Set task → Please pull out each row below that contains the string "line", treating uppercase and lowercase as different.

Input for this task →

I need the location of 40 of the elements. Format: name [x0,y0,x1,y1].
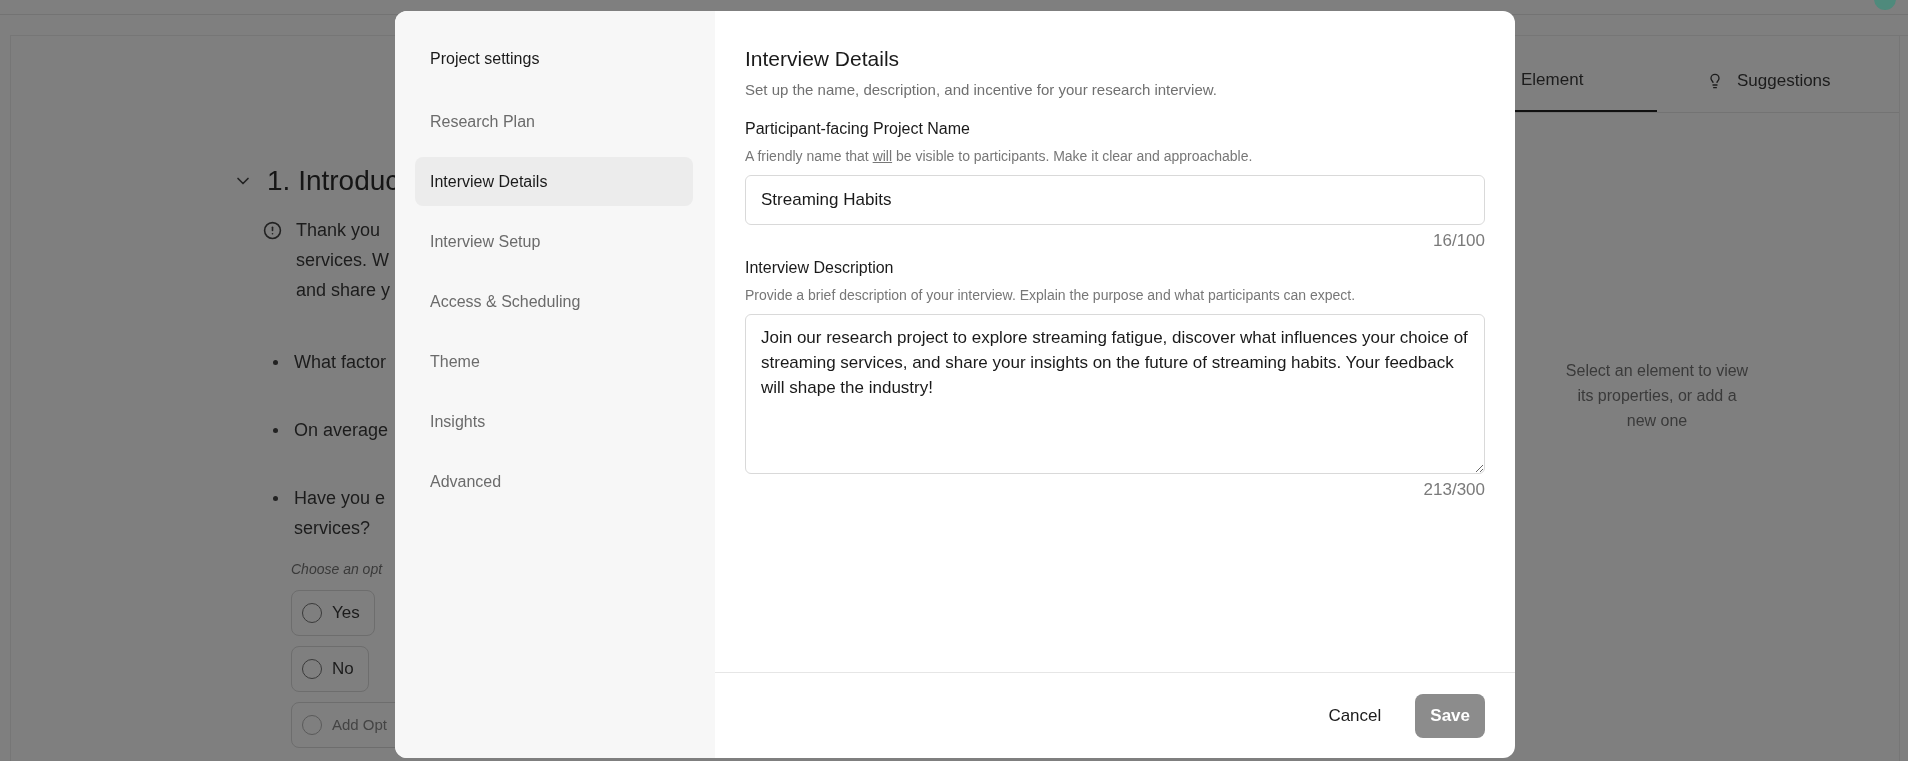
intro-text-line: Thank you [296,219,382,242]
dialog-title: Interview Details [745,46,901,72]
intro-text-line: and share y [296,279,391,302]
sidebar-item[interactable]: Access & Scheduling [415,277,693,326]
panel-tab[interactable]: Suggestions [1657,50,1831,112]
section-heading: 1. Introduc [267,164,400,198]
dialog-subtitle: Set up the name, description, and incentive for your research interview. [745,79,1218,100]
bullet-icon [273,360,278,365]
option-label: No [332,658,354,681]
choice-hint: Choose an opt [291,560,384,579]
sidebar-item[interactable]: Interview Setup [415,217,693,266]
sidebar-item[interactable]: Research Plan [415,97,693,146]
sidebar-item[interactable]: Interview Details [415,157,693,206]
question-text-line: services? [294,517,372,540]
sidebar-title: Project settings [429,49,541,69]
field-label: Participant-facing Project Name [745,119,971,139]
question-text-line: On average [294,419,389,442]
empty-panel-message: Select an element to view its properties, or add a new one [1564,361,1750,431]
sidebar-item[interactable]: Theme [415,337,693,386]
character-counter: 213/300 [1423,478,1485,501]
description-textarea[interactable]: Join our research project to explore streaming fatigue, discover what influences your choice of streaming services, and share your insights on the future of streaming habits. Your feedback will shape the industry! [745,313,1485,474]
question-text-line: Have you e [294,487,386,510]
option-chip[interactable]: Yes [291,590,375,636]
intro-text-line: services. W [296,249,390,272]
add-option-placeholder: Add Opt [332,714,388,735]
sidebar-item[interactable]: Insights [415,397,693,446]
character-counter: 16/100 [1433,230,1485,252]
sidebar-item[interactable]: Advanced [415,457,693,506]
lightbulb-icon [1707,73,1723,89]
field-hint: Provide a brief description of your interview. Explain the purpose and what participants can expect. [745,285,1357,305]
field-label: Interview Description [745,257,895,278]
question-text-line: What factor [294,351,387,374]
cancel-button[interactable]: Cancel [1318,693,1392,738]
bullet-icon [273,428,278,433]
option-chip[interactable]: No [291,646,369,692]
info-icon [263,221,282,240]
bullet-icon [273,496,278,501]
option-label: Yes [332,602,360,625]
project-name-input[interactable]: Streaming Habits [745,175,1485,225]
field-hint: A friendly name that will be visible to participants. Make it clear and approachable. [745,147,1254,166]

Exercise output →
intro-text-line: Thank you [296,219,382,242]
intro-text-line: and share y [296,279,391,302]
question-text-line: services? [294,517,372,540]
question-text-line: On average [294,419,389,442]
question-text-line: Have you e [294,487,386,510]
intro-text-line: services. W [296,249,390,272]
question-text-line: What factor [294,351,387,374]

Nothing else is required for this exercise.